*** Dataset excerpts ***
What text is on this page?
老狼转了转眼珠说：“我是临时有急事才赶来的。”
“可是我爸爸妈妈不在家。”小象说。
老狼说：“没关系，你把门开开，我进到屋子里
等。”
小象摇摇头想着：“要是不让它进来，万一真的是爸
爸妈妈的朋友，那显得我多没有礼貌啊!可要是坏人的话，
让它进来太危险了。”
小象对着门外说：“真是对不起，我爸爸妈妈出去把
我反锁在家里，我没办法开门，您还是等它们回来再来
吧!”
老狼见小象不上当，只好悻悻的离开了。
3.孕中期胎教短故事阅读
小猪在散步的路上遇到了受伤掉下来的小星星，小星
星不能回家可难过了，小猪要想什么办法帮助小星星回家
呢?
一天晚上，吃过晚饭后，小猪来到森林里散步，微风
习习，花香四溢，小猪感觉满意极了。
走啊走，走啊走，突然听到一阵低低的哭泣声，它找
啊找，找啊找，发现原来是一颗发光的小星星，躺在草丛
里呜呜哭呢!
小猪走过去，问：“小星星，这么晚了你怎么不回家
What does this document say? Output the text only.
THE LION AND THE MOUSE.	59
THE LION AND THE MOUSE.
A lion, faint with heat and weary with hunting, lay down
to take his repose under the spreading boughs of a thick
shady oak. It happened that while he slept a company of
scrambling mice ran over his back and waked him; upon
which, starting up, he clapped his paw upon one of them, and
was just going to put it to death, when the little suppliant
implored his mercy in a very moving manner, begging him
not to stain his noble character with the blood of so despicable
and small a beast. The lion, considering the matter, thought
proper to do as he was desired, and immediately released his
***
Give a word-for-word copy of the records.

What text is on this page?
老狼转了转眼珠说：“我是临时有急事才赶来的。”
“可是我爸爸妈妈不在家。”小象说。
老狼说：“没关系，你把门开开，我进到屋子里
等。”
小象摇摇头想着：“要是不让它进来，万一真的是爸
爸妈妈的朋友，那显得我多没有礼貌啊!可要是坏人的话，
让它进来太危险了。”
小象对着门外说：“真是对不起，我爸爸妈妈出去把
我反锁在家里，我没办法开门，您还是等它们回来再来
吧!”
老狼见小象不上当，只好悻悻的离开了。
3.孕中期胎教短故事阅读
小猪在散步的路上遇到了受伤掉下来的小星星，小星
星不能回家可难过了，小猪要想什么办法帮助小星星回家
呢?
一天晚上，吃过晚饭后，小猪来到森林里散步，微风
习习，花香四溢，小猪感觉满意极了。
走啊走，走啊走，突然听到一阵低低的哭泣声，它找
啊找，找啊找，发现原来是一颗发光的小星星，躺在草丛
里呜呜哭呢!
小猪走过去，问：“小星星，这么晚了你怎么不回家
What does this document say? Output the text only.
THE LION AND THE MOUSE.	59
THE LION AND THE MOUSE.
A lion, faint with heat and weary with hunting, lay down
to take his repose under the spreading boughs of a thick
shady oak. It happened that while he slept a company of
scrambling mice ran over his back and waked him; upon
which, starting up, he clapped his paw upon one of them, and
was just going to put it to death, when the little suppliant
implored his mercy in a very moving manner, begging him
not to stain his noble character with the blood of so despicable
and small a beast. The lion, considering the matter, thought
proper to do as he was desired, and immediately released his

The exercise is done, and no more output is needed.